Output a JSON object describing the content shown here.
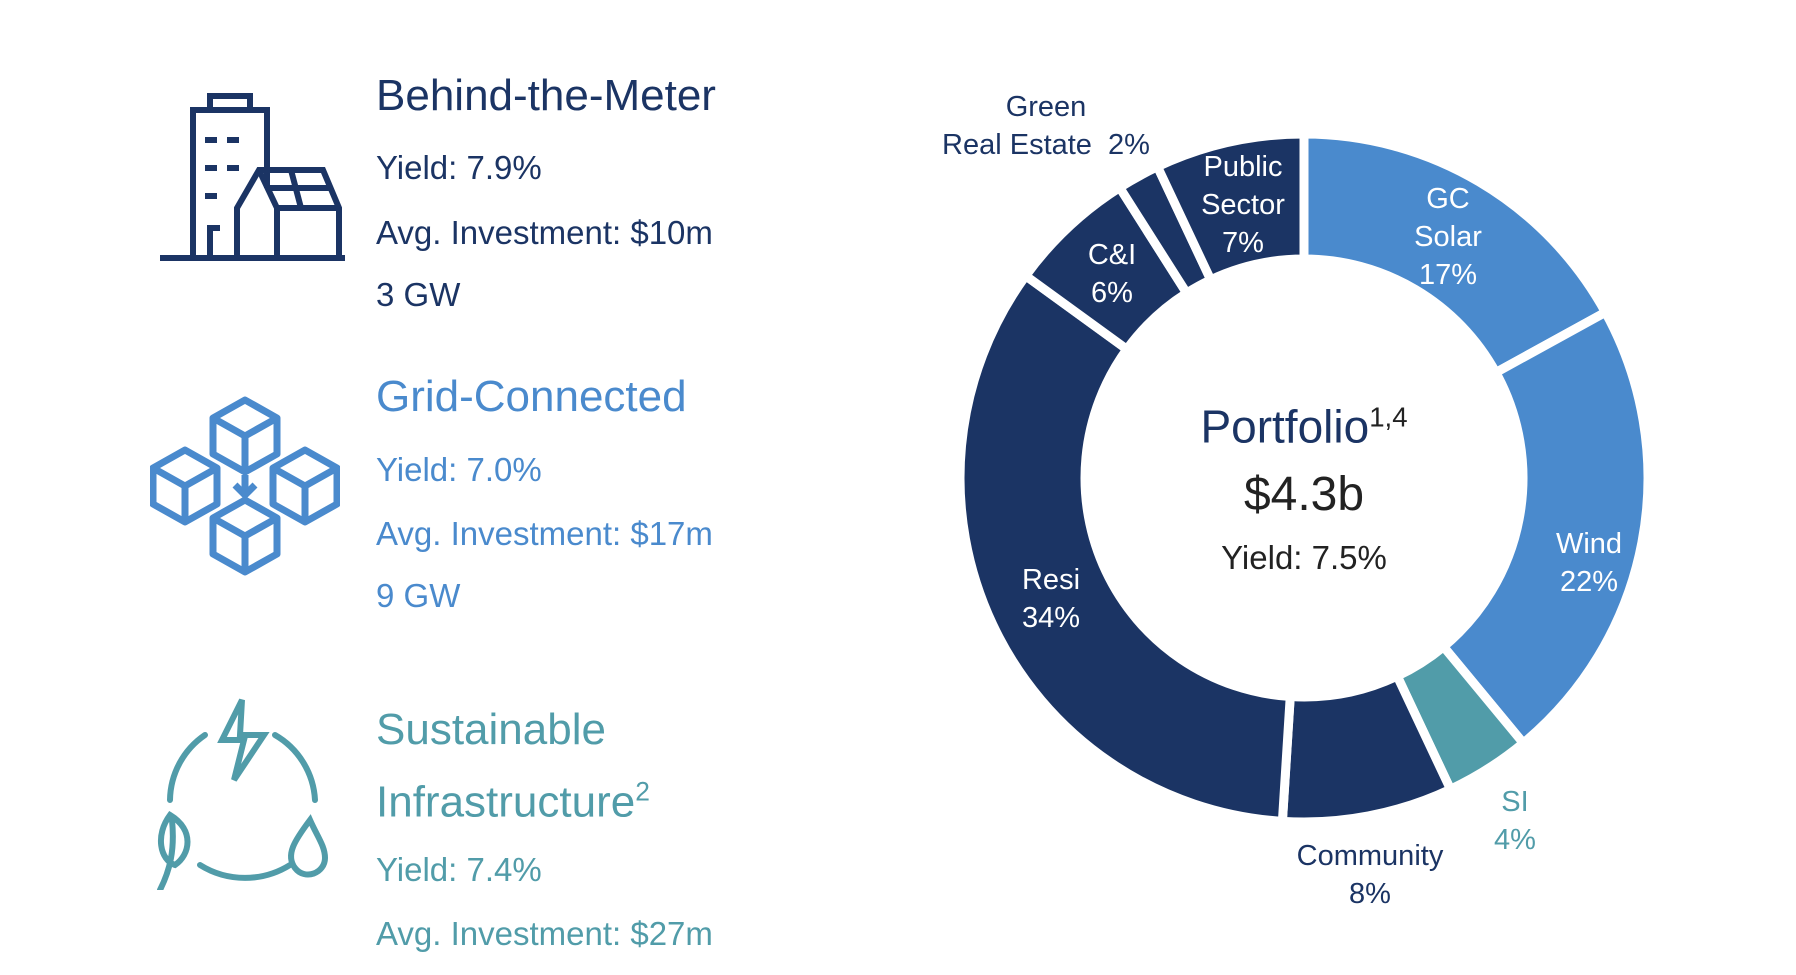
{
  "segments": [
    {
      "title": "Behind-the-Meter",
      "title_sup": "",
      "lines": [
        "Yield: 7.9%",
        "Avg. Investment: $10m",
        "3 GW"
      ],
      "color": "#1b3464",
      "icon": "building-with-solar-house-icon"
    },
    {
      "title": "Grid-Connected",
      "title_sup": "",
      "lines": [
        "Yield: 7.0%",
        "Avg. Investment: $17m",
        "9 GW"
      ],
      "color": "#4a8acd",
      "icon": "connected-cubes-icon"
    },
    {
      "title_line1": "Sustainable",
      "title": "Infrastructure",
      "title_sup": "2",
      "lines": [
        "Yield: 7.4%",
        "Avg. Investment: $27m"
      ],
      "color": "#519ca9",
      "icon": "energy-leaf-water-cycle-icon"
    }
  ],
  "chart_data": {
    "type": "pie",
    "donut": true,
    "center": {
      "title": "Portfolio",
      "title_sup": "1,4",
      "value": "$4.3b",
      "sub": "Yield: 7.5%"
    },
    "slices": [
      {
        "label": "GC Solar",
        "value": 17,
        "value_label": "17%",
        "color": "#4a8acd"
      },
      {
        "label": "Wind",
        "value": 22,
        "value_label": "22%",
        "color": "#4a8acd"
      },
      {
        "label": "SI",
        "value": 4,
        "value_label": "4%",
        "color": "#519ca9"
      },
      {
        "label": "Community",
        "value": 8,
        "value_label": "8%",
        "color": "#1b3464"
      },
      {
        "label": "Resi",
        "value": 34,
        "value_label": "34%",
        "color": "#1b3464"
      },
      {
        "label": "C&I",
        "value": 6,
        "value_label": "6%",
        "color": "#1b3464"
      },
      {
        "label": "Green Real Estate",
        "value": 2,
        "value_label": "2%",
        "color": "#1b3464"
      },
      {
        "label": "Public Sector",
        "value": 7,
        "value_label": "7%",
        "color": "#1b3464"
      }
    ],
    "labels": {
      "gc_solar": [
        "GC",
        "Solar",
        "17%"
      ],
      "wind": [
        "Wind",
        "22%"
      ],
      "si": [
        "SI",
        "4%"
      ],
      "community": [
        "Community",
        "8%"
      ],
      "resi": [
        "Resi",
        "34%"
      ],
      "ci": [
        "C&I",
        "6%"
      ],
      "green_re": [
        "Green",
        "Real Estate  2%"
      ],
      "public": [
        "Public",
        "Sector",
        "7%"
      ]
    }
  }
}
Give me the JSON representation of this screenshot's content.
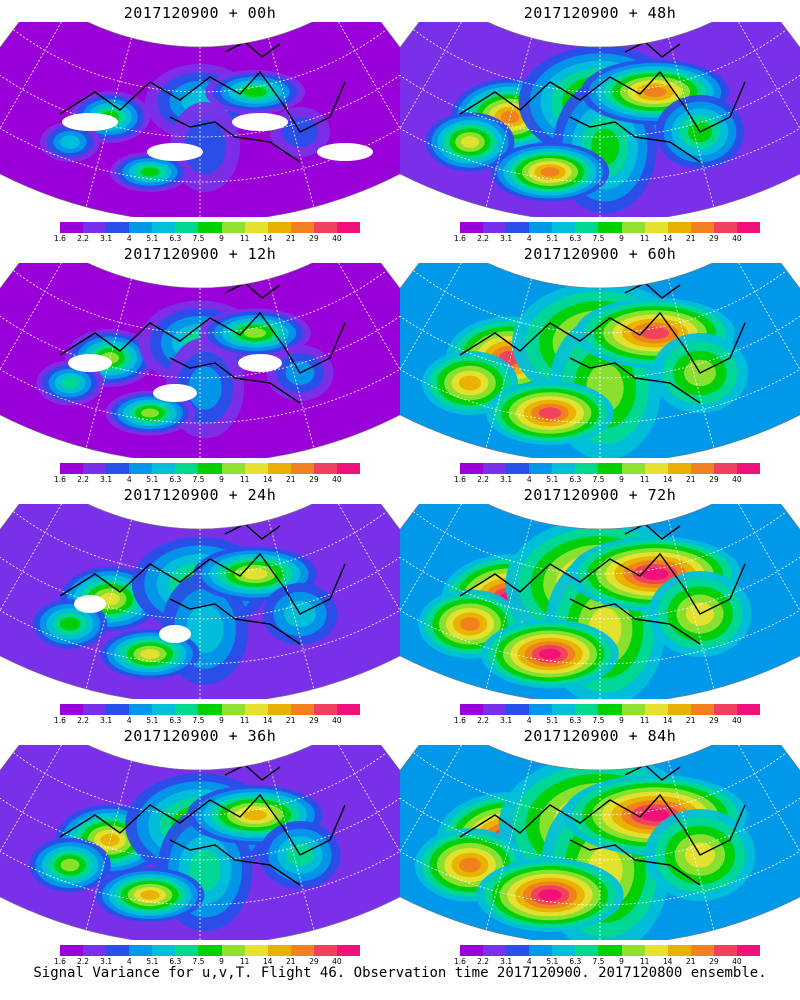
{
  "colorbar": {
    "colors": [
      "#9a00d8",
      "#7a30e8",
      "#2850e8",
      "#0098e8",
      "#00c0d8",
      "#00d890",
      "#00d000",
      "#90e030",
      "#e8e030",
      "#e8b000",
      "#f08020",
      "#f04060",
      "#f0107a"
    ],
    "ticks": [
      "1.6",
      "2.2",
      "3.1",
      "4",
      "5.1",
      "6.3",
      "7.5",
      "9",
      "11",
      "14",
      "21",
      "29",
      "40"
    ]
  },
  "panels": [
    {
      "title": "2017120900 + 00h",
      "level": 0
    },
    {
      "title": "2017120900 + 12h",
      "level": 1
    },
    {
      "title": "2017120900 + 24h",
      "level": 2
    },
    {
      "title": "2017120900 + 36h",
      "level": 3
    },
    {
      "title": "2017120900 + 48h",
      "level": 4
    },
    {
      "title": "2017120900 + 60h",
      "level": 5
    },
    {
      "title": "2017120900 + 72h",
      "level": 6
    },
    {
      "title": "2017120900 + 84h",
      "level": 7
    }
  ],
  "caption": "Signal Variance for u,v,T. Flight 46. Observation time 2017120900. 2017120800 ensemble."
}
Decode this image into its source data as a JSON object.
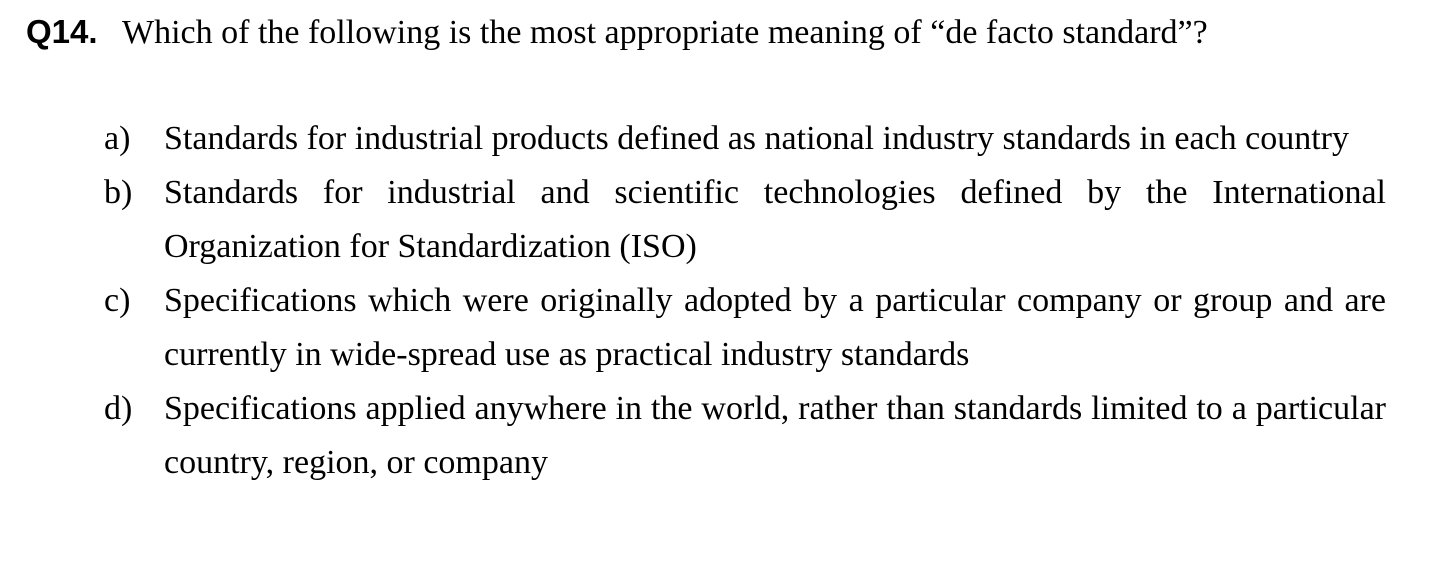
{
  "question": {
    "number": "Q14.",
    "text": "Which of the following is the most appropriate meaning of “de facto standard”?"
  },
  "choices": [
    {
      "letter": "a)",
      "text": "Standards for industrial products defined as national industry standards in each country"
    },
    {
      "letter": "b)",
      "text": "Standards for industrial and scientific technologies defined by the International Organization for Standardization (ISO)"
    },
    {
      "letter": "c)",
      "text": "Specifications which were originally adopted by a particular company or group and are currently in wide-spread use as practical industry standards"
    },
    {
      "letter": "d)",
      "text": "Specifications applied anywhere in the world, rather than standards limited to a particular country, region, or company"
    }
  ]
}
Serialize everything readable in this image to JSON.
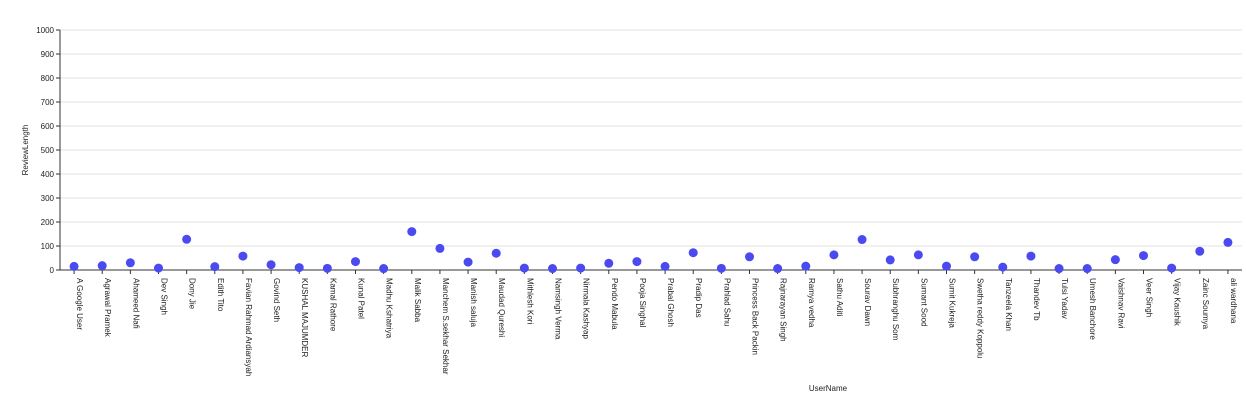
{
  "chart_data": {
    "type": "scatter",
    "xlabel": "UserName",
    "ylabel": "ReviewLength",
    "ylim": [
      0,
      1000
    ],
    "yticks": [
      "0",
      "100",
      "200",
      "300",
      "400",
      "500",
      "600",
      "700",
      "800",
      "900",
      "1000"
    ],
    "grid": true,
    "point_color": "#4a4af0",
    "categories": [
      "A Google User",
      "Agrawal Pramek",
      "Ahameed Nafi",
      "Dev Singh",
      "Dony Jie",
      "Edith Tito",
      "Favian Rahmad Ardiansyah",
      "Govind Seth",
      "KUSHAL MAJUMDER",
      "Kamal Rathore",
      "Kunal Patel",
      "Madhu Kshatriya",
      "Malik Sabba",
      "Manchem S.sekhar Sekhar",
      "Manish saluja",
      "Maudad Qureshi",
      "Mithlesh Kori",
      "Namsingh Verma",
      "Nirmala Kashyap",
      "Pendo Mabula",
      "Pooja Singhal",
      "Prabal Ghosh",
      "Pradip Das",
      "Prahlad Sahu",
      "Princess Back Packin",
      "Rajnarayan Singh",
      "Ramya vedha",
      "Sathu Aditi",
      "Sourav Dawn",
      "Subhranghu Som",
      "Sumant Sood",
      "Sumit Kukreja",
      "Swetha reddy Koppolu",
      "Tanzeela Khan",
      "Thandev Tb",
      "Tulsi Yadav",
      "Umesh Banchore",
      "Vaishnav Ravi",
      "Veer Singh",
      "Vijay Kaushik",
      "Zainc Soumya",
      "ali wardhana"
    ],
    "values": [
      15,
      18,
      30,
      8,
      128,
      14,
      58,
      22,
      10,
      7,
      35,
      6,
      160,
      90,
      33,
      70,
      8,
      6,
      8,
      28,
      35,
      15,
      72,
      7,
      55,
      6,
      16,
      63,
      127,
      42,
      63,
      16,
      55,
      12,
      58,
      6,
      6,
      43,
      60,
      8,
      78,
      115
    ]
  }
}
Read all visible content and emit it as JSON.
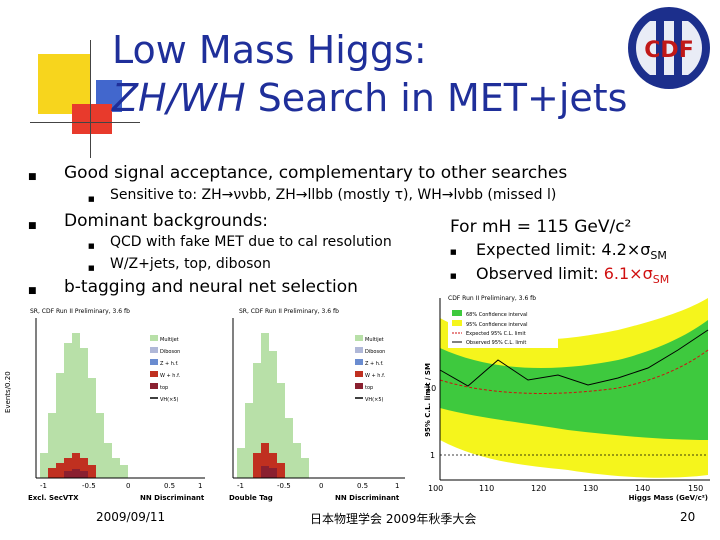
{
  "title": {
    "line1": "Low Mass Higgs:",
    "line2_italic": "ZH/WH",
    "line2_rest": " Search in MET+jets"
  },
  "logo": {
    "text": "CDF",
    "roman": "II"
  },
  "bullets": {
    "b1": "Good signal acceptance, complementary to other searches",
    "b1_sub1": "Sensitive to:  ZH→ννbb,  ZH→llbb (mostly τ), WH→lνbb (missed l)",
    "b2": "Dominant backgrounds:",
    "b2_sub1": "QCD with fake MET due to cal resolution",
    "b2_sub2": "W/Z+jets, top, diboson",
    "b3": "b-tagging and neural net selection"
  },
  "right_box": {
    "heading": "For mH = 115 GeV/c²",
    "expected_label": "Expected limit: ",
    "expected_value": "4.2×σ",
    "expected_sub": "SM",
    "observed_label": "Observed limit: ",
    "observed_value": "6.1×σ",
    "observed_sub": "SM"
  },
  "footer": {
    "date": "2009/09/11",
    "event": "日本物理学会 2009年秋季大会",
    "page": "20"
  },
  "plots": {
    "left_header": "SR, CDF Run II Preliminary, 3.6 fb",
    "left_caption": "Excl. SecVTX",
    "left_xlabel": "NN Discriminant",
    "left_ylabel": "Events/0.20",
    "mid_header": "SR, CDF Run II Preliminary, 3.6 fb",
    "mid_caption": "Double Tag",
    "mid_xlabel": "NN Discriminant",
    "legend": [
      "Multijet",
      "Diboson",
      "Z + h.f.",
      "W + h.f.",
      "top",
      "VH(×5)"
    ],
    "limit_header": "CDF Run II Preliminary, 3.6 fb",
    "limit_ylabel": "95% C.L. limit / SM",
    "limit_xlabel": "Higgs Mass (GeV/c²)",
    "limit_legend": [
      "68% Confidence interval",
      "95% Confidence interval",
      "Expected 95% C.L. limit",
      "Observed 95% C.L. limit"
    ],
    "limit_xticks": [
      "100",
      "110",
      "120",
      "130",
      "140",
      "150"
    ],
    "limit_yticks": [
      "1",
      "10"
    ],
    "disc_xticks": [
      "-1",
      "-0.5",
      "0",
      "0.5",
      "1"
    ],
    "colors": {
      "green_band": "#3ec93e",
      "yellow_band": "#f5f51c",
      "multijet": "#b8e0a8",
      "diboson": "#b0b8d8",
      "zhf": "#6a8cd0",
      "whf": "#c03020",
      "top": "#8a2030"
    }
  }
}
::::::::
STATED GOAL =
From the data above, copy out every line with the string "Preliminary" in it.

FULL SOLUTION =
    "left_header": "SR, CDF Run II Preliminary, 3.6 fb",
    "mid_header": "SR, CDF Run II Preliminary, 3.6 fb",
    "limit_header": "CDF Run II Preliminary, 3.6 fb",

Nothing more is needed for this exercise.